**Task goal**
Only the lines holding the string "name" are needed. Copy each one.

=== Input rows ===

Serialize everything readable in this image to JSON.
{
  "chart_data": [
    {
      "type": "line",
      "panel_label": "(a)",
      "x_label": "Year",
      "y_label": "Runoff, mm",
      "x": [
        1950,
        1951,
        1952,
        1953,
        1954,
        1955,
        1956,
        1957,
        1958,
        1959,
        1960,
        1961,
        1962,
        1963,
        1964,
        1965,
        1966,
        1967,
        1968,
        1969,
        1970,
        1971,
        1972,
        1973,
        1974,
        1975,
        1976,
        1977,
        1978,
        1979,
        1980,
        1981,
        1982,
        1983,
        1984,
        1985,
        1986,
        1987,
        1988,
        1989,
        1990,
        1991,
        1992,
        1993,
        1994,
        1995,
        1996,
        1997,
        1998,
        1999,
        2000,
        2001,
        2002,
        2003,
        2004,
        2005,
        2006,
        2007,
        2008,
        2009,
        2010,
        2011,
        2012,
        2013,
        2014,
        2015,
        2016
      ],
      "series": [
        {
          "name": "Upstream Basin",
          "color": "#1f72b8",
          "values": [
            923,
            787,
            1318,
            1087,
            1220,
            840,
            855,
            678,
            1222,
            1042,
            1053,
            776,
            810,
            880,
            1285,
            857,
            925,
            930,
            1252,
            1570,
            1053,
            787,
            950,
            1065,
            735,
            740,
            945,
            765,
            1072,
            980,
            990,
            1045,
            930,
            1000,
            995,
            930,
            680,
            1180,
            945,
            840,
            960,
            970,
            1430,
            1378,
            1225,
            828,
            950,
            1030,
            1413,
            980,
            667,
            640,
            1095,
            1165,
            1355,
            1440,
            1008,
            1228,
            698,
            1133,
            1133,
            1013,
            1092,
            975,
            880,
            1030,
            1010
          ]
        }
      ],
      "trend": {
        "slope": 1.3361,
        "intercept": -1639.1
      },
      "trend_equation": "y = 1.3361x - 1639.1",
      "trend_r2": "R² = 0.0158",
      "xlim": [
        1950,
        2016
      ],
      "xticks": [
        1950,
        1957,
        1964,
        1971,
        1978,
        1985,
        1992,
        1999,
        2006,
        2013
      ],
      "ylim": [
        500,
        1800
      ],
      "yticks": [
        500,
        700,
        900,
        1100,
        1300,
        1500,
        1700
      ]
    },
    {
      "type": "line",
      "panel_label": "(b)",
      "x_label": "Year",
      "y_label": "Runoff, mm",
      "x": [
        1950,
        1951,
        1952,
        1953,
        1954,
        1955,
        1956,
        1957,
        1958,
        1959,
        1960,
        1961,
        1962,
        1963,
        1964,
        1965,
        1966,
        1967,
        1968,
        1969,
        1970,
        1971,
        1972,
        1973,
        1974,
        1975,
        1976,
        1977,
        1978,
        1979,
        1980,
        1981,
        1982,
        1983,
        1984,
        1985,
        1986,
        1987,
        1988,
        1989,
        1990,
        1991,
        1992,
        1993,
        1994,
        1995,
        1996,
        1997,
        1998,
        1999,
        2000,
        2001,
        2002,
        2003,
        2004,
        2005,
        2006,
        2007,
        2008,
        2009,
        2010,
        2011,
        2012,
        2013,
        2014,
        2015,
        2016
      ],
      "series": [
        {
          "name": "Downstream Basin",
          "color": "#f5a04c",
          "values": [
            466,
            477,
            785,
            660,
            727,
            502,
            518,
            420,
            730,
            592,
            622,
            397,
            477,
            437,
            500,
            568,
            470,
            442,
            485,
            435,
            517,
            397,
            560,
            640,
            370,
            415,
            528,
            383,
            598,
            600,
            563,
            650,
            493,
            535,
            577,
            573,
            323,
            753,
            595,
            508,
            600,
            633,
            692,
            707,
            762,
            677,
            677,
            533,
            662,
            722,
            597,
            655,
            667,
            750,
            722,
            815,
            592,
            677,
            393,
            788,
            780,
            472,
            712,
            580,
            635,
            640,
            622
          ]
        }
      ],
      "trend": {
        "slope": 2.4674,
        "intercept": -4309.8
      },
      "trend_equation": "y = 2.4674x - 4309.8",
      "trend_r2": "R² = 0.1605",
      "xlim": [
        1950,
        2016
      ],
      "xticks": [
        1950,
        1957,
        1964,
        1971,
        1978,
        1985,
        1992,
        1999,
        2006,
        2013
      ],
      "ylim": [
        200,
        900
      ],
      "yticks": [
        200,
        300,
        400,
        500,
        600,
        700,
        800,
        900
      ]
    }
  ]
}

===

**Response to this exercise**
          "name": "Upstream Basin",
          "name": "Downstream Basin",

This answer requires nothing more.